In the records below, work out how many lines hold the word "发布考试". Report the number alone.

[start of Supplied records]

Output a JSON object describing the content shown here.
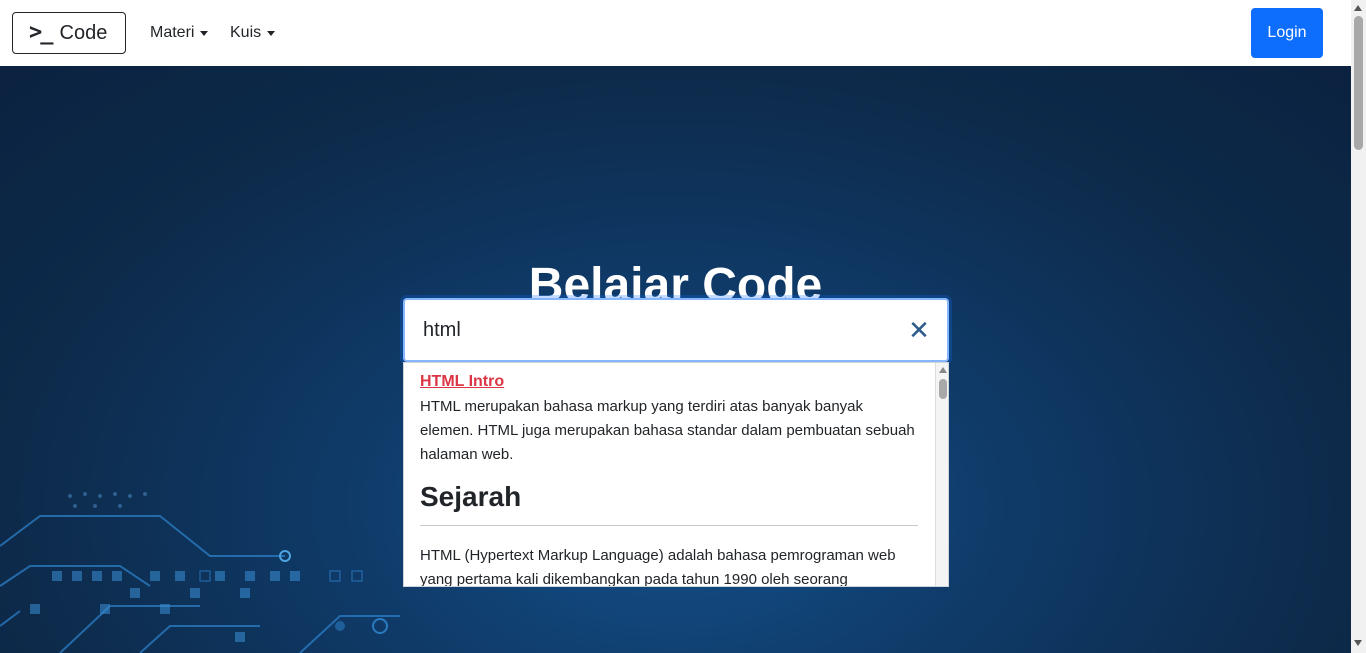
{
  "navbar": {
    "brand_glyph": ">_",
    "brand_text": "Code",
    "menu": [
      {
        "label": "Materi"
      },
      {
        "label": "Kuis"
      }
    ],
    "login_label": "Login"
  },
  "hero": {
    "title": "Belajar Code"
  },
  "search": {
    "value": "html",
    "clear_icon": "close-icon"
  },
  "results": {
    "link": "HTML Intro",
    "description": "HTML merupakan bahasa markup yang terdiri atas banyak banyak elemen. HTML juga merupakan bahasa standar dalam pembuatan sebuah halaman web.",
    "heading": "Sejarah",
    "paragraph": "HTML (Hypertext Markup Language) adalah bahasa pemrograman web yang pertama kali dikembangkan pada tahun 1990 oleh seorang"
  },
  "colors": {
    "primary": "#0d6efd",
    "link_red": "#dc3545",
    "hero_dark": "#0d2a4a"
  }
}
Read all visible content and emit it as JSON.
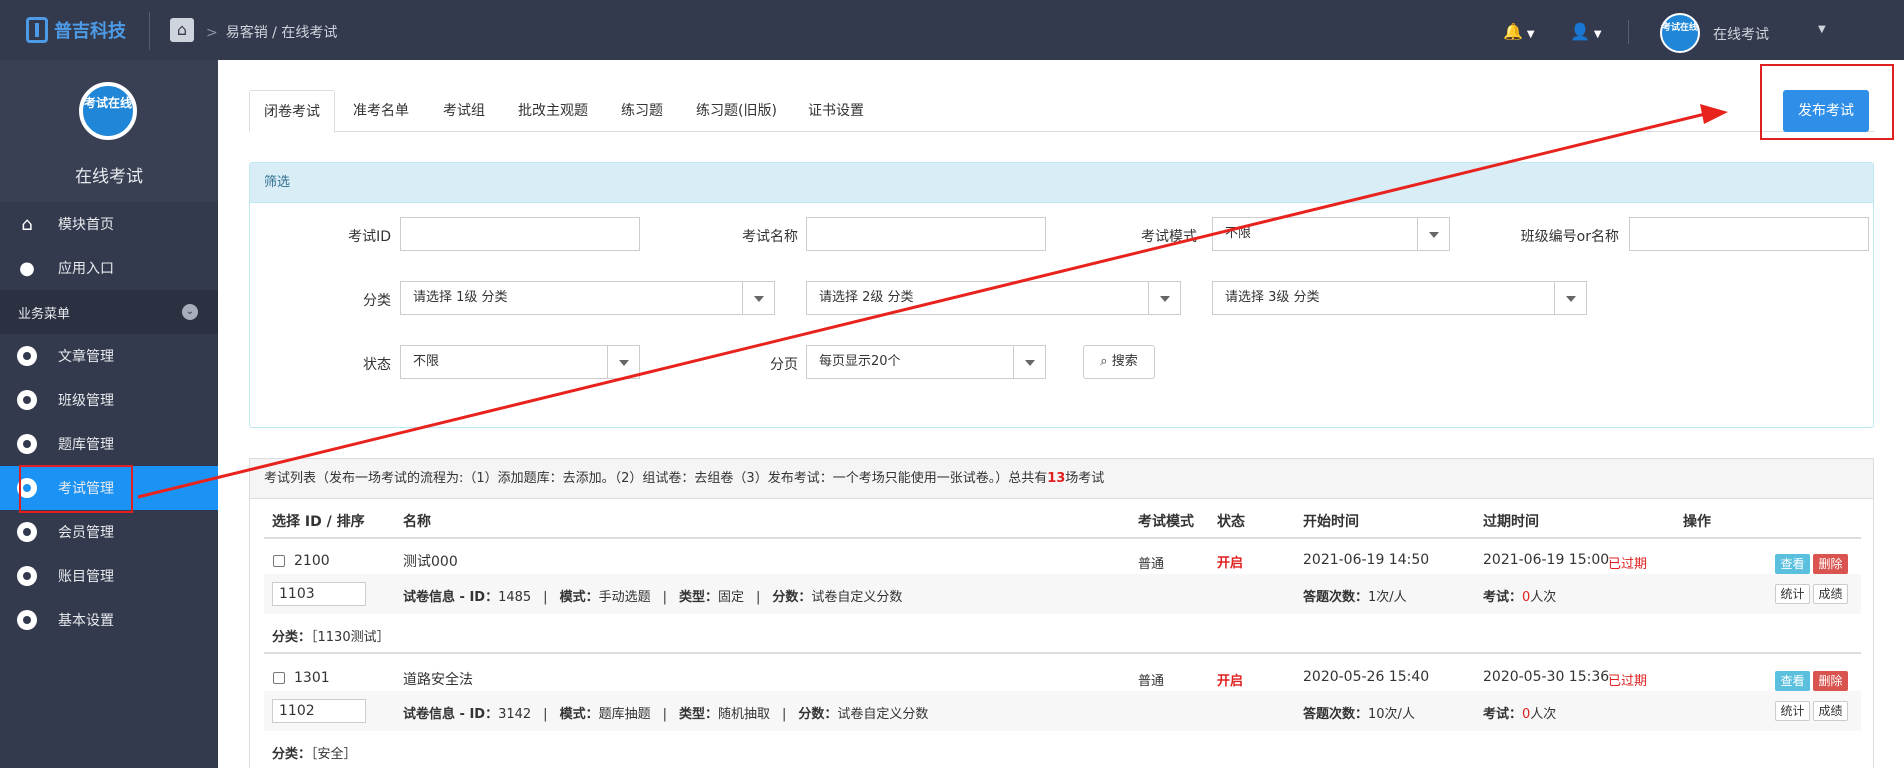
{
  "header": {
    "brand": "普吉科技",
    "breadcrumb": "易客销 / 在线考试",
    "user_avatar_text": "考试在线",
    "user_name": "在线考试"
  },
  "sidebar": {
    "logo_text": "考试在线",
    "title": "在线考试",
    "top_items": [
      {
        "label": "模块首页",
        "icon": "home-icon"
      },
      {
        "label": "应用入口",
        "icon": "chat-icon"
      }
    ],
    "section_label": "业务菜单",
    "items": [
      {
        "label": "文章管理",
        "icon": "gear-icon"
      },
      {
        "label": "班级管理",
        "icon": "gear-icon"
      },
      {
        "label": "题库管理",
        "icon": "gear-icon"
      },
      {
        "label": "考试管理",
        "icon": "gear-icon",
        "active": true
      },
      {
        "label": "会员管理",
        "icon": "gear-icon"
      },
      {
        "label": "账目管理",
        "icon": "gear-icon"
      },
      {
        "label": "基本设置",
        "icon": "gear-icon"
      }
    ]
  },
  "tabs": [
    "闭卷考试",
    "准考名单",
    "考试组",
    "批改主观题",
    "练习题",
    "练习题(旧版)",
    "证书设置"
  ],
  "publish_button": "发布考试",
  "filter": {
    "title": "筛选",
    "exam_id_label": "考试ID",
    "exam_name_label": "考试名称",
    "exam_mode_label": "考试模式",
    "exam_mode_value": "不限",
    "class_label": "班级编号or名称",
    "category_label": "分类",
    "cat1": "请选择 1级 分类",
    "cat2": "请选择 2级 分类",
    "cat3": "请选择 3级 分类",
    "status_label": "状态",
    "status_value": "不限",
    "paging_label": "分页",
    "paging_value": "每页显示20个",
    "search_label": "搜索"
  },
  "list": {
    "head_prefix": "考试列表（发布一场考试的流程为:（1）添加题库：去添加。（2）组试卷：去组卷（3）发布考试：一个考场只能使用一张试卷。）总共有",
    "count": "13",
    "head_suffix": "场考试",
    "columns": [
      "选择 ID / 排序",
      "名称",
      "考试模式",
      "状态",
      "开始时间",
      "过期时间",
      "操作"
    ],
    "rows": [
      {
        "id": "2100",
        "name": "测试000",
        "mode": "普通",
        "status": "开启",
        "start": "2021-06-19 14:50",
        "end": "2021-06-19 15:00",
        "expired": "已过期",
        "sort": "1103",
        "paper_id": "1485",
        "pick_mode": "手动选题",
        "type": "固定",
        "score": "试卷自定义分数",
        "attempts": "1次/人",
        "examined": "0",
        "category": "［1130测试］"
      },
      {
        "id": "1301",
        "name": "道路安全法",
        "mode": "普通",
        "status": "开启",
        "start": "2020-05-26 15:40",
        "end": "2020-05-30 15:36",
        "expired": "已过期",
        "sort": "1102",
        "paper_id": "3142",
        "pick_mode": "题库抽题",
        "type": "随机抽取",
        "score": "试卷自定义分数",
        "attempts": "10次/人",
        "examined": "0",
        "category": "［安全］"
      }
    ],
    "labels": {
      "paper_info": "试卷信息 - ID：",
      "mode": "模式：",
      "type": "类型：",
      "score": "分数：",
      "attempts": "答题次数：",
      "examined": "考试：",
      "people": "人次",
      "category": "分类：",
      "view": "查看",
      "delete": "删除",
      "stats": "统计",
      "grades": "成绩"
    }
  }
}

[end of Supplied records]
[start of Supplied records]

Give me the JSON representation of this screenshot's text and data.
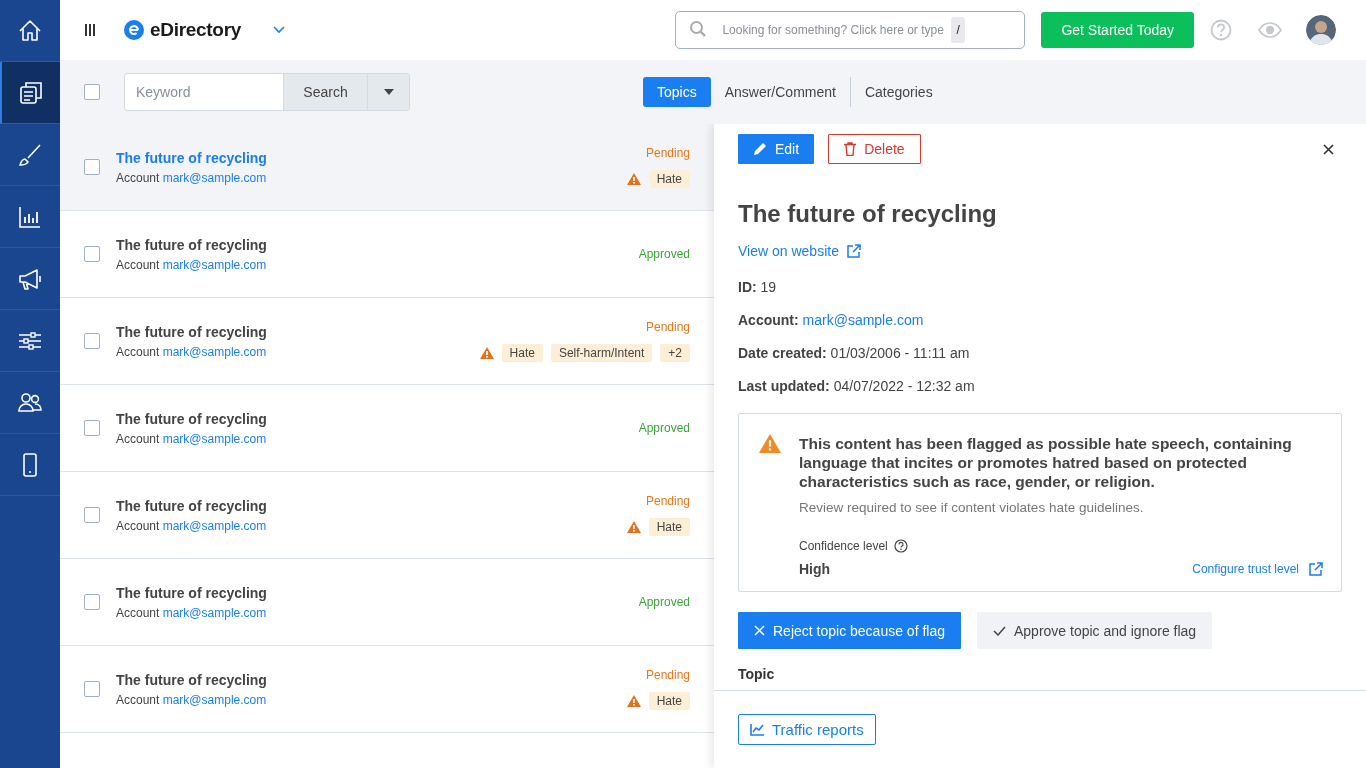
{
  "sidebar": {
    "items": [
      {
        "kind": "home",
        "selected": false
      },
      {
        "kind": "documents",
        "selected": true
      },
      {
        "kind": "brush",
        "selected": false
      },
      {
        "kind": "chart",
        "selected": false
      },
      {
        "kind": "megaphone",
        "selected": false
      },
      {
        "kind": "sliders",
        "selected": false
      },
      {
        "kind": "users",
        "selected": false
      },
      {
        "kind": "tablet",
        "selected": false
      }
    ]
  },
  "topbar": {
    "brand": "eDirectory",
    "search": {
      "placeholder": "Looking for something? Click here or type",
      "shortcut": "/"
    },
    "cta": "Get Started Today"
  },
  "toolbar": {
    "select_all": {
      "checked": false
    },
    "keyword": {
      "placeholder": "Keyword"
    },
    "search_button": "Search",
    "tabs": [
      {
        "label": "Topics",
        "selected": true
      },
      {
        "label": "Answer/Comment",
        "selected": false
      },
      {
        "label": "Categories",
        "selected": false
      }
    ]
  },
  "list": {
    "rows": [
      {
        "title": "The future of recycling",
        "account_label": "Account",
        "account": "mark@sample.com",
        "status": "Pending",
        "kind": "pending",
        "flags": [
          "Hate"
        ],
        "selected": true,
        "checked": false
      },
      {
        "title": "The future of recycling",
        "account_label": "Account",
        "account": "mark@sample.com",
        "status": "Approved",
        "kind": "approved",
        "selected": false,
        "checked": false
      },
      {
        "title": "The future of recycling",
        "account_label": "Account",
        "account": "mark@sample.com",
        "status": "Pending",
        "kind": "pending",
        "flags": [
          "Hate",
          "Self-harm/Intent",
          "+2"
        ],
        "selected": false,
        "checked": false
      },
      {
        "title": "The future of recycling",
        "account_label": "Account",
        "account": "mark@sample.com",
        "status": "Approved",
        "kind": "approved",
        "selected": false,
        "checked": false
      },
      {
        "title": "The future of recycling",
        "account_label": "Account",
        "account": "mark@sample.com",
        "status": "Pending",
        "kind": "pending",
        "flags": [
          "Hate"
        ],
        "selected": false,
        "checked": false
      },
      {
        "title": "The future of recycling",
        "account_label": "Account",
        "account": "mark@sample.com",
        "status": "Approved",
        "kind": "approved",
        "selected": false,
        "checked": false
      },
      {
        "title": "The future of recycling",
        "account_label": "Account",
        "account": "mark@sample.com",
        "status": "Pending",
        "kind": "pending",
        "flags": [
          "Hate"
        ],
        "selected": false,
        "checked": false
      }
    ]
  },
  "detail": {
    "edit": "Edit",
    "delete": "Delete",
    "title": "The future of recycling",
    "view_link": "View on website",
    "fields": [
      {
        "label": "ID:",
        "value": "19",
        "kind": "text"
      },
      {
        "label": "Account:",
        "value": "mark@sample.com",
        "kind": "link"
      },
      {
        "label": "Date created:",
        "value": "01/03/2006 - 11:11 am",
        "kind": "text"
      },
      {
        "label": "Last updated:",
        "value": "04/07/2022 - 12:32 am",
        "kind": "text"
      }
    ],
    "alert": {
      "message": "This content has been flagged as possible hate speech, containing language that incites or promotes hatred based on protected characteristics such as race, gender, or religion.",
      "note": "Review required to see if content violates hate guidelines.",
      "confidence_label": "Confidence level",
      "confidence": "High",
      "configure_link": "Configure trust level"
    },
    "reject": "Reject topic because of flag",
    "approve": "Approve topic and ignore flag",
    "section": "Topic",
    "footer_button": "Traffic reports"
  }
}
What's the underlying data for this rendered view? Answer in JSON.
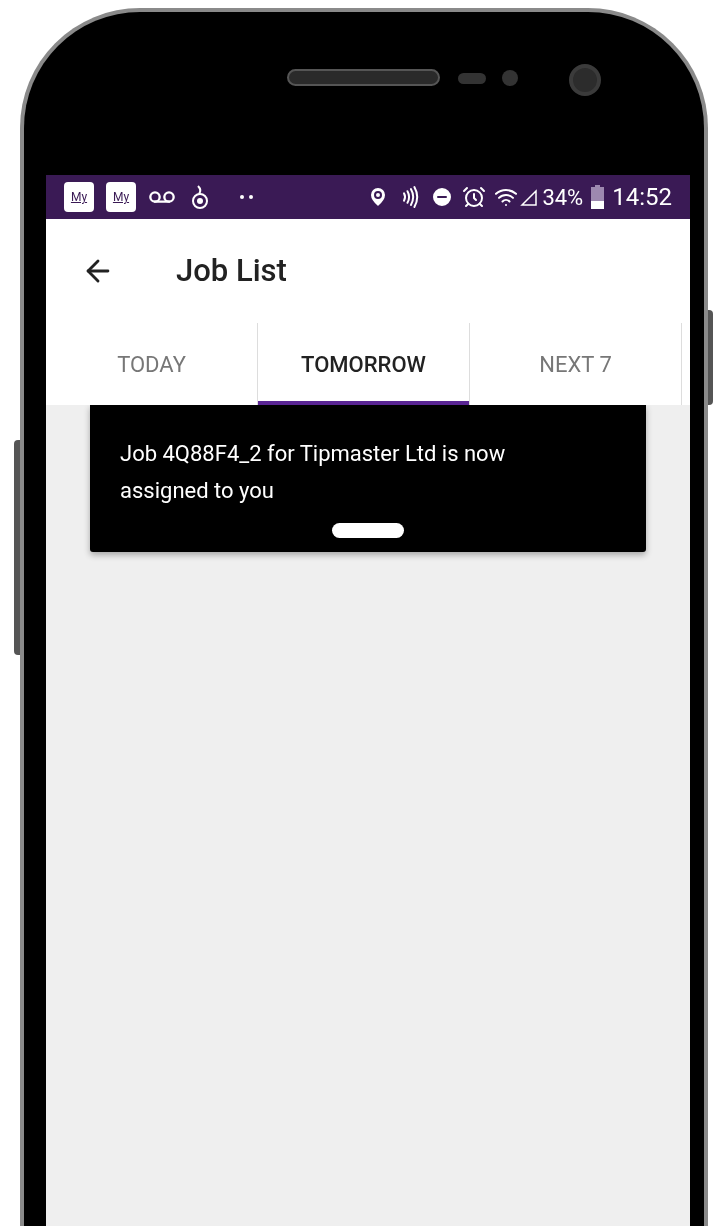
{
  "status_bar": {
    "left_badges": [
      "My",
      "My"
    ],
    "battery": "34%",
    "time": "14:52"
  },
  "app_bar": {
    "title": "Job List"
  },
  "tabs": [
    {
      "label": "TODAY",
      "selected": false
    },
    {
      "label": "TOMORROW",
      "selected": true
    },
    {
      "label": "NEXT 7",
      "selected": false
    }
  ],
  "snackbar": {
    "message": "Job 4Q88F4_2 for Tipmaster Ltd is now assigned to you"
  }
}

[end of Supplied records]

◆ **Result of this task**
2